--- Begin Records ---

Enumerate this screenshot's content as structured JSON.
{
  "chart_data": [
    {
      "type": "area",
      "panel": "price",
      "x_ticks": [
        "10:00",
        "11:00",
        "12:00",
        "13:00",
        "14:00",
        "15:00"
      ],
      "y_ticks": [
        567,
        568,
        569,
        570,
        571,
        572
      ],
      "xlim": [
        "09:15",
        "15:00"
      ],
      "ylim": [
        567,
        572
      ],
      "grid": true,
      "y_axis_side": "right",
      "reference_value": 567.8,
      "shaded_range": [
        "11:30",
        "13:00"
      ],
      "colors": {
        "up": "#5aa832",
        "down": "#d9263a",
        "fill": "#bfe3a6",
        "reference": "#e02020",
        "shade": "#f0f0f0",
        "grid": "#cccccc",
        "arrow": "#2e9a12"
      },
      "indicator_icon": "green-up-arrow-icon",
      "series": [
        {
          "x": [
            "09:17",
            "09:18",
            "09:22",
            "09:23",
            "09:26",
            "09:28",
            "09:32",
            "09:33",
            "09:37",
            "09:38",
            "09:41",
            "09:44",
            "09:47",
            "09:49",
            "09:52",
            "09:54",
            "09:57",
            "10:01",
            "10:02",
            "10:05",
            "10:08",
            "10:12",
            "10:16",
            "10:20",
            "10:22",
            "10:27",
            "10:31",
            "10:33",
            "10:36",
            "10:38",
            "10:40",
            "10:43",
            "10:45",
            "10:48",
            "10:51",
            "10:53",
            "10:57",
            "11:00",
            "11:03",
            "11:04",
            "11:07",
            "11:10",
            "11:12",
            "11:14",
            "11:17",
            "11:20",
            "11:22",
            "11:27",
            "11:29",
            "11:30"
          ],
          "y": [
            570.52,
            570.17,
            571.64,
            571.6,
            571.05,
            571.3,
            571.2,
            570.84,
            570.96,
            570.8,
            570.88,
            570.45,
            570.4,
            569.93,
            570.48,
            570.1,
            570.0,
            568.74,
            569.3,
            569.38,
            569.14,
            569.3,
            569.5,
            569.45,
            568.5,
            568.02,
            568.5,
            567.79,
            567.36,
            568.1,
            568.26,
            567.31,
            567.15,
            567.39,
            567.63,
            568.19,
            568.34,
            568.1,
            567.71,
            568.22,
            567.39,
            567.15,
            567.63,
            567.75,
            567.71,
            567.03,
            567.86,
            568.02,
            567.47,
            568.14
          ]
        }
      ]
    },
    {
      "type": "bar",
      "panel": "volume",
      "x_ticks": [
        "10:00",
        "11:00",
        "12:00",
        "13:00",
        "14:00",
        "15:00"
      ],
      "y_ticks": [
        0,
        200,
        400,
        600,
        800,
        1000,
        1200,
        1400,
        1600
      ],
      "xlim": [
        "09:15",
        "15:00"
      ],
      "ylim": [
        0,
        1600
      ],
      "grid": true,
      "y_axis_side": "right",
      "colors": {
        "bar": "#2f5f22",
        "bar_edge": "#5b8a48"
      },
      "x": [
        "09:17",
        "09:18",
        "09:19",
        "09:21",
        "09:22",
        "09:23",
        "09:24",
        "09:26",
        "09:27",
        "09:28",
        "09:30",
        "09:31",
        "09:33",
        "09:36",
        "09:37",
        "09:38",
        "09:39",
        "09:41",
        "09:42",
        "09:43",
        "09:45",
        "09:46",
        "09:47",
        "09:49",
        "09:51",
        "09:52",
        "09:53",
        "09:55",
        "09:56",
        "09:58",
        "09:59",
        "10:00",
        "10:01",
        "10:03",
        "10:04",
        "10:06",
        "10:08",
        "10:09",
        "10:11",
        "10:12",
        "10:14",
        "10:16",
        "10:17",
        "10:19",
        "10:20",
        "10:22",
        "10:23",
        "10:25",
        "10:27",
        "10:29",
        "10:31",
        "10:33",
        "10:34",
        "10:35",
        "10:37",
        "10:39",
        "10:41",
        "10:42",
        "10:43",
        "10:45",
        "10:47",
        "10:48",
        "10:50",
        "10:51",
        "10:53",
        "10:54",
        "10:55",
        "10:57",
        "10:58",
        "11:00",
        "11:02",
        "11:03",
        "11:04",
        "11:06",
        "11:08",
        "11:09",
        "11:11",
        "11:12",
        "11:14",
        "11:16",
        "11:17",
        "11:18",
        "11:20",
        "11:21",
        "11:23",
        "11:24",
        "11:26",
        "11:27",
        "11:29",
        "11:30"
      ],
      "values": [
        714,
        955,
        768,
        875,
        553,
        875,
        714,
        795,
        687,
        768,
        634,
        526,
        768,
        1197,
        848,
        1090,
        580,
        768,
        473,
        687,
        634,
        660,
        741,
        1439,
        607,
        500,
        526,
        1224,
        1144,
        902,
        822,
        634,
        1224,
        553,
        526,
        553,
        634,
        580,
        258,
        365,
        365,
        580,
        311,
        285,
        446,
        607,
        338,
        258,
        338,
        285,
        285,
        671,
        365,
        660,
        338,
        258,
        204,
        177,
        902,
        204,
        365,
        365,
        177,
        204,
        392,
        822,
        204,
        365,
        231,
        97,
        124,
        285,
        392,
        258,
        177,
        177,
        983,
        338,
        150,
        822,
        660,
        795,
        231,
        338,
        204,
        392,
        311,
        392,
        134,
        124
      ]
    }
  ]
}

--- End Records ---

--- Challenge ---
Gather each line of the listing containing the word "arrow" and show it.

--- Answer ---
        "arrow": "#2e9a12"
      "indicator_icon": "green-up-arrow-icon",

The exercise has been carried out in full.